Exercise requirements
Provide an exact transcription of all the records.

┄┄┄┄┄┄┄┄┄┄

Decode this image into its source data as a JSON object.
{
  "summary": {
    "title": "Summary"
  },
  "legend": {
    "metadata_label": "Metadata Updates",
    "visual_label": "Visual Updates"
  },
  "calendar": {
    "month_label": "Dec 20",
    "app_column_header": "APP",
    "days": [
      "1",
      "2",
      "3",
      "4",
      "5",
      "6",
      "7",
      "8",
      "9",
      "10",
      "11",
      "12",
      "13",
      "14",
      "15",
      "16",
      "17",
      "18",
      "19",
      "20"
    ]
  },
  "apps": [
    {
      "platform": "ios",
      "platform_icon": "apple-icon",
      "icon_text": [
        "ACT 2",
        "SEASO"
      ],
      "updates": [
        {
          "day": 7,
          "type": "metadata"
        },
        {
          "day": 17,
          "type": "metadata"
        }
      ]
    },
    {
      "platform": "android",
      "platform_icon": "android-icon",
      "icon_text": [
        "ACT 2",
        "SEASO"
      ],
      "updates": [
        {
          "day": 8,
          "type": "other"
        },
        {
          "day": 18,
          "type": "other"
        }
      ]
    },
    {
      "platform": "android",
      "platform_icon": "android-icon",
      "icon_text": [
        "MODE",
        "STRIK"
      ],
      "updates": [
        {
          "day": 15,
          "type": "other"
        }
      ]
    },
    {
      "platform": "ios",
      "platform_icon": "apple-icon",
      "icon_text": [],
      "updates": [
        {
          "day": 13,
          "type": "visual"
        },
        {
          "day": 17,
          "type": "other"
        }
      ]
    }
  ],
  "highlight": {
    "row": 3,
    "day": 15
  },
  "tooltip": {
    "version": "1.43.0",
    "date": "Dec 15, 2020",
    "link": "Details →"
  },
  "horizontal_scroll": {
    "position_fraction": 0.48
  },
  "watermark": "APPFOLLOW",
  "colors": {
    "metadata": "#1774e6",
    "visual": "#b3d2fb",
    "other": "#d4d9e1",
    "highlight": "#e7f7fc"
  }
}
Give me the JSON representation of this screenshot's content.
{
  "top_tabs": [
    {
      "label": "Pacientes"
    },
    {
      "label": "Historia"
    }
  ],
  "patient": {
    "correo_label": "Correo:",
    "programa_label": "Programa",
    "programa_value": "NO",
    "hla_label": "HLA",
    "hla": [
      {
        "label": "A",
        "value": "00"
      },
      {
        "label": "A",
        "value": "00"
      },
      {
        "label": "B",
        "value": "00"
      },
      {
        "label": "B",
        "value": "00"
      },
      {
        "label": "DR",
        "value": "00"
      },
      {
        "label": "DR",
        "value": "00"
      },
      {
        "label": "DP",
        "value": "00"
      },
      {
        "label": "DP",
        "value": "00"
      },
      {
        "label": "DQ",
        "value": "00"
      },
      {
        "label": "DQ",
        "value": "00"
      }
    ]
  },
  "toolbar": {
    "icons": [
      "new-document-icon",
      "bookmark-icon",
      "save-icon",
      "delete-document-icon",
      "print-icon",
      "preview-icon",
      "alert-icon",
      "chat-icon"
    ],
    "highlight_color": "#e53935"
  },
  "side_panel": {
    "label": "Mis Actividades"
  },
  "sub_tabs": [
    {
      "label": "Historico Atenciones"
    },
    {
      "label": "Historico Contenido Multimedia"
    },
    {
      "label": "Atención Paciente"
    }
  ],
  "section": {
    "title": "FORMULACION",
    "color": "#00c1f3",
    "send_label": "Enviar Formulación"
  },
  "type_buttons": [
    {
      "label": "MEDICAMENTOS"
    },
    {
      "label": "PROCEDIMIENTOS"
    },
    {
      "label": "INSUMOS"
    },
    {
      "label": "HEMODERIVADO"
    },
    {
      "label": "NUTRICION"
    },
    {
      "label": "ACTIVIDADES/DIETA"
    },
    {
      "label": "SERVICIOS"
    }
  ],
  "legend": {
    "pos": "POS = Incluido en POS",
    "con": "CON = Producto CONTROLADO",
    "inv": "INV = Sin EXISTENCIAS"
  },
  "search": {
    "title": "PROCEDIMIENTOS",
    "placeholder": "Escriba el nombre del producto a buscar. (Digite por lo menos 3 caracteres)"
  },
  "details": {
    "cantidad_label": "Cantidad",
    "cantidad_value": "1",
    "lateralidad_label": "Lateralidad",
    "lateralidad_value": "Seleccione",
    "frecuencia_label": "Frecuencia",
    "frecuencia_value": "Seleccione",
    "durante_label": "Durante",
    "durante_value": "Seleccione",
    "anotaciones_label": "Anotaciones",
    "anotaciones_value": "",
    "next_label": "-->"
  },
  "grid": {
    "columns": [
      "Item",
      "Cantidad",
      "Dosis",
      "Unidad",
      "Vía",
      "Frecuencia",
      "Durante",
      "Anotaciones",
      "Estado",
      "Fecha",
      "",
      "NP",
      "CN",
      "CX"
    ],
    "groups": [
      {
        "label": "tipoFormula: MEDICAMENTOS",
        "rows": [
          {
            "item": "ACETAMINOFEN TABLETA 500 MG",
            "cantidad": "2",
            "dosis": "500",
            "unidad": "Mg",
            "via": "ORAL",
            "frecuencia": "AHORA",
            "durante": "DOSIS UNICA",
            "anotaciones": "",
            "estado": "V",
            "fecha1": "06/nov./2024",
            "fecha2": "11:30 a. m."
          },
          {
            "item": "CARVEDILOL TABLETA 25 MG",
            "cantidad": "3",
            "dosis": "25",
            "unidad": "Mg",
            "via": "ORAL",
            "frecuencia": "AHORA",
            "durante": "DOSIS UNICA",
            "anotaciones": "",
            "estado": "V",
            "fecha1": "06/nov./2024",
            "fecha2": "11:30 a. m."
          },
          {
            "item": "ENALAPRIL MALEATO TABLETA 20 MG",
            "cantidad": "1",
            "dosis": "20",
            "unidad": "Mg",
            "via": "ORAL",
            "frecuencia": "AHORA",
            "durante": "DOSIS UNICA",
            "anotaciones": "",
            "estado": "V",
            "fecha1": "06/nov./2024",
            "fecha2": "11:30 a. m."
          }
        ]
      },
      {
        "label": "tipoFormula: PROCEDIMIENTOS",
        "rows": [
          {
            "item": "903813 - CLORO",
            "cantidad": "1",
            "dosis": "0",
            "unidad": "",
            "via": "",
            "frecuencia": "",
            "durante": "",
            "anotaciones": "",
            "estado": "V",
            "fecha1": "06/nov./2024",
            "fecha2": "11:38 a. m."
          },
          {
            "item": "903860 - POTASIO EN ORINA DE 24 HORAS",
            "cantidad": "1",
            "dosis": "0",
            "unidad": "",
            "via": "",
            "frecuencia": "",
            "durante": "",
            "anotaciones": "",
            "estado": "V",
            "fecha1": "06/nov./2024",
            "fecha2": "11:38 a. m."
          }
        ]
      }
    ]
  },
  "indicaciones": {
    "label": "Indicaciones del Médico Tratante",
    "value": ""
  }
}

┄┄┄┄┄┄┄┄┄┄

Exercise result
Decode this image into its source data as a JSON object.
{
  "summary": {
    "title": "Summary"
  },
  "legend": {
    "metadata_label": "Metadata Updates",
    "visual_label": "Visual Updates"
  },
  "calendar": {
    "month_label": "Dec 20",
    "app_column_header": "APP",
    "days": [
      "1",
      "2",
      "3",
      "4",
      "5",
      "6",
      "7",
      "8",
      "9",
      "10",
      "11",
      "12",
      "13",
      "14",
      "15",
      "16",
      "17",
      "18",
      "19",
      "20"
    ]
  },
  "apps": [
    {
      "platform": "ios",
      "platform_icon": "apple-icon",
      "icon_text": [
        "ACT 2",
        "SEASO"
      ],
      "updates": [
        {
          "day": 7,
          "type": "metadata"
        },
        {
          "day": 17,
          "type": "metadata"
        }
      ]
    },
    {
      "platform": "android",
      "platform_icon": "android-icon",
      "icon_text": [
        "ACT 2",
        "SEASO"
      ],
      "updates": [
        {
          "day": 8,
          "type": "other"
        },
        {
          "day": 18,
          "type": "other"
        }
      ]
    },
    {
      "platform": "android",
      "platform_icon": "android-icon",
      "icon_text": [
        "MODE",
        "STRIK"
      ],
      "updates": [
        {
          "day": 15,
          "type": "other"
        }
      ]
    },
    {
      "platform": "ios",
      "platform_icon": "apple-icon",
      "icon_text": [],
      "updates": [
        {
          "day": 13,
          "type": "visual"
        },
        {
          "day": 17,
          "type": "other"
        }
      ]
    }
  ],
  "highlight": {
    "row": 3,
    "day": 15
  },
  "tooltip": {
    "version": "1.43.0",
    "date": "Dec 15, 2020",
    "link": "Details →"
  },
  "horizontal_scroll": {
    "position_fraction": 0.48
  },
  "watermark": "APPFOLLOW",
  "colors": {
    "metadata": "#1774e6",
    "visual": "#b3d2fb",
    "other": "#d4d9e1",
    "highlight": "#e7f7fc"
  }
}
Give me the JSON representation of this screenshot's content.
{
  "top_tabs": [
    {
      "label": "Pacientes"
    },
    {
      "label": "Historia"
    }
  ],
  "patient": {
    "correo_label": "Correo:",
    "programa_label": "Programa",
    "programa_value": "NO",
    "hla_label": "HLA",
    "hla": [
      {
        "label": "A",
        "value": "00"
      },
      {
        "label": "A",
        "value": "00"
      },
      {
        "label": "B",
        "value": "00"
      },
      {
        "label": "B",
        "value": "00"
      },
      {
        "label": "DR",
        "value": "00"
      },
      {
        "label": "DR",
        "value": "00"
      },
      {
        "label": "DP",
        "value": "00"
      },
      {
        "label": "DP",
        "value": "00"
      },
      {
        "label": "DQ",
        "value": "00"
      },
      {
        "label": "DQ",
        "value": "00"
      }
    ]
  },
  "toolbar": {
    "icons": [
      "new-document-icon",
      "bookmark-icon",
      "save-icon",
      "delete-document-icon",
      "print-icon",
      "preview-icon",
      "alert-icon",
      "chat-icon"
    ],
    "highlight_color": "#e53935"
  },
  "side_panel": {
    "label": "Mis Actividades"
  },
  "sub_tabs": [
    {
      "label": "Historico Atenciones"
    },
    {
      "label": "Historico Contenido Multimedia"
    },
    {
      "label": "Atención Paciente"
    }
  ],
  "section": {
    "title": "FORMULACION",
    "color": "#00c1f3",
    "send_label": "Enviar Formulación"
  },
  "type_buttons": [
    {
      "label": "MEDICAMENTOS"
    },
    {
      "label": "PROCEDIMIENTOS"
    },
    {
      "label": "INSUMOS"
    },
    {
      "label": "HEMODERIVADO"
    },
    {
      "label": "NUTRICION"
    },
    {
      "label": "ACTIVIDADES/DIETA"
    },
    {
      "label": "SERVICIOS"
    }
  ],
  "legend": {
    "pos": "POS = Incluido en POS",
    "con": "CON = Producto CONTROLADO",
    "inv": "INV = Sin EXISTENCIAS"
  },
  "search": {
    "title": "PROCEDIMIENTOS",
    "placeholder": "Escriba el nombre del producto a buscar. (Digite por lo menos 3 caracteres)"
  },
  "details": {
    "cantidad_label": "Cantidad",
    "cantidad_value": "1",
    "lateralidad_label": "Lateralidad",
    "lateralidad_value": "Seleccione",
    "frecuencia_label": "Frecuencia",
    "frecuencia_value": "Seleccione",
    "durante_label": "Durante",
    "durante_value": "Seleccione",
    "anotaciones_label": "Anotaciones",
    "anotaciones_value": "",
    "next_label": "-->"
  },
  "grid": {
    "columns": [
      "Item",
      "Cantidad",
      "Dosis",
      "Unidad",
      "Vía",
      "Frecuencia",
      "Durante",
      "Anotaciones",
      "Estado",
      "Fecha",
      "",
      "NP",
      "CN",
      "CX"
    ],
    "groups": [
      {
        "label": "tipoFormula: MEDICAMENTOS",
        "rows": [
          {
            "item": "ACETAMINOFEN TABLETA 500 MG",
            "cantidad": "2",
            "dosis": "500",
            "unidad": "Mg",
            "via": "ORAL",
            "frecuencia": "AHORA",
            "durante": "DOSIS UNICA",
            "anotaciones": "",
            "estado": "V",
            "fecha1": "06/nov./2024",
            "fecha2": "11:30 a. m."
          },
          {
            "item": "CARVEDILOL TABLETA 25 MG",
            "cantidad": "3",
            "dosis": "25",
            "unidad": "Mg",
            "via": "ORAL",
            "frecuencia": "AHORA",
            "durante": "DOSIS UNICA",
            "anotaciones": "",
            "estado": "V",
            "fecha1": "06/nov./2024",
            "fecha2": "11:30 a. m."
          },
          {
            "item": "ENALAPRIL MALEATO TABLETA 20 MG",
            "cantidad": "1",
            "dosis": "20",
            "unidad": "Mg",
            "via": "ORAL",
            "frecuencia": "AHORA",
            "durante": "DOSIS UNICA",
            "anotaciones": "",
            "estado": "V",
            "fecha1": "06/nov./2024",
            "fecha2": "11:30 a. m."
          }
        ]
      },
      {
        "label": "tipoFormula: PROCEDIMIENTOS",
        "rows": [
          {
            "item": "903813 - CLORO",
            "cantidad": "1",
            "dosis": "0",
            "unidad": "",
            "via": "",
            "frecuencia": "",
            "durante": "",
            "anotaciones": "",
            "estado": "V",
            "fecha1": "06/nov./2024",
            "fecha2": "11:38 a. m."
          },
          {
            "item": "903860 - POTASIO EN ORINA DE 24 HORAS",
            "cantidad": "1",
            "dosis": "0",
            "unidad": "",
            "via": "",
            "frecuencia": "",
            "durante": "",
            "anotaciones": "",
            "estado": "V",
            "fecha1": "06/nov./2024",
            "fecha2": "11:38 a. m."
          }
        ]
      }
    ]
  },
  "indicaciones": {
    "label": "Indicaciones del Médico Tratante",
    "value": ""
  }
}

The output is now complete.